• [REQUIRED TASK] Repeat the whole listing below, word for word.

Stored data
═══

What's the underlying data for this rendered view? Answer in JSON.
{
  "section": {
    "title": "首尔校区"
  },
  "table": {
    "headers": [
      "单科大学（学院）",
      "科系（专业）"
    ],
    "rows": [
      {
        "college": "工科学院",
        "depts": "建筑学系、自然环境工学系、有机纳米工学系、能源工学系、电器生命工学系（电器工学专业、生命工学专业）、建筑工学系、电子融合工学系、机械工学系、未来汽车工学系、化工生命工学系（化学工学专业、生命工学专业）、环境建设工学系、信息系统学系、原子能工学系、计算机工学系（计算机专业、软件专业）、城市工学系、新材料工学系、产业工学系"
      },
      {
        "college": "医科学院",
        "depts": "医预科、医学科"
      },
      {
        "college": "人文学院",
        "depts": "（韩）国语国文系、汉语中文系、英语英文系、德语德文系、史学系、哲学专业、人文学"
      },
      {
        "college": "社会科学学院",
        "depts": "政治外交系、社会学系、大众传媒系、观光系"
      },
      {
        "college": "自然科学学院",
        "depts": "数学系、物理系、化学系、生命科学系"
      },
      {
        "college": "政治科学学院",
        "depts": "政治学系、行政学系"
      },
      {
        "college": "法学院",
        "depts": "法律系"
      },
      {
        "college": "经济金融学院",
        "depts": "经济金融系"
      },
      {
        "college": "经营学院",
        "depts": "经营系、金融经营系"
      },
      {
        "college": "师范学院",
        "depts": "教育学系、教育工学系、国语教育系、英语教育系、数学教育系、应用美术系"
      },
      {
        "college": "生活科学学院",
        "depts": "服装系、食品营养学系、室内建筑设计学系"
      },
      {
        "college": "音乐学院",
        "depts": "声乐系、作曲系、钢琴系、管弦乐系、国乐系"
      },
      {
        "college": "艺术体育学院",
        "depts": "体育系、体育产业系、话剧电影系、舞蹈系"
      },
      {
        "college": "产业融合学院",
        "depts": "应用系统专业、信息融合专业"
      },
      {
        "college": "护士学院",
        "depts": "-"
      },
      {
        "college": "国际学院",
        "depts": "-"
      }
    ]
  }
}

═══

• [FINISHED ANSWER]
What's the underlying data for this rendered view? Answer in JSON.
{
  "section": {
    "title": "首尔校区"
  },
  "table": {
    "headers": [
      "单科大学（学院）",
      "科系（专业）"
    ],
    "rows": [
      {
        "college": "工科学院",
        "depts": "建筑学系、自然环境工学系、有机纳米工学系、能源工学系、电器生命工学系（电器工学专业、生命工学专业）、建筑工学系、电子融合工学系、机械工学系、未来汽车工学系、化工生命工学系（化学工学专业、生命工学专业）、环境建设工学系、信息系统学系、原子能工学系、计算机工学系（计算机专业、软件专业）、城市工学系、新材料工学系、产业工学系"
      },
      {
        "college": "医科学院",
        "depts": "医预科、医学科"
      },
      {
        "college": "人文学院",
        "depts": "（韩）国语国文系、汉语中文系、英语英文系、德语德文系、史学系、哲学专业、人文学"
      },
      {
        "college": "社会科学学院",
        "depts": "政治外交系、社会学系、大众传媒系、观光系"
      },
      {
        "college": "自然科学学院",
        "depts": "数学系、物理系、化学系、生命科学系"
      },
      {
        "college": "政治科学学院",
        "depts": "政治学系、行政学系"
      },
      {
        "college": "法学院",
        "depts": "法律系"
      },
      {
        "college": "经济金融学院",
        "depts": "经济金融系"
      },
      {
        "college": "经营学院",
        "depts": "经营系、金融经营系"
      },
      {
        "college": "师范学院",
        "depts": "教育学系、教育工学系、国语教育系、英语教育系、数学教育系、应用美术系"
      },
      {
        "college": "生活科学学院",
        "depts": "服装系、食品营养学系、室内建筑设计学系"
      },
      {
        "college": "音乐学院",
        "depts": "声乐系、作曲系、钢琴系、管弦乐系、国乐系"
      },
      {
        "college": "艺术体育学院",
        "depts": "体育系、体育产业系、话剧电影系、舞蹈系"
      },
      {
        "college": "产业融合学院",
        "depts": "应用系统专业、信息融合专业"
      },
      {
        "college": "护士学院",
        "depts": "-"
      },
      {
        "college": "国际学院",
        "depts": "-"
      }
    ]
  }
}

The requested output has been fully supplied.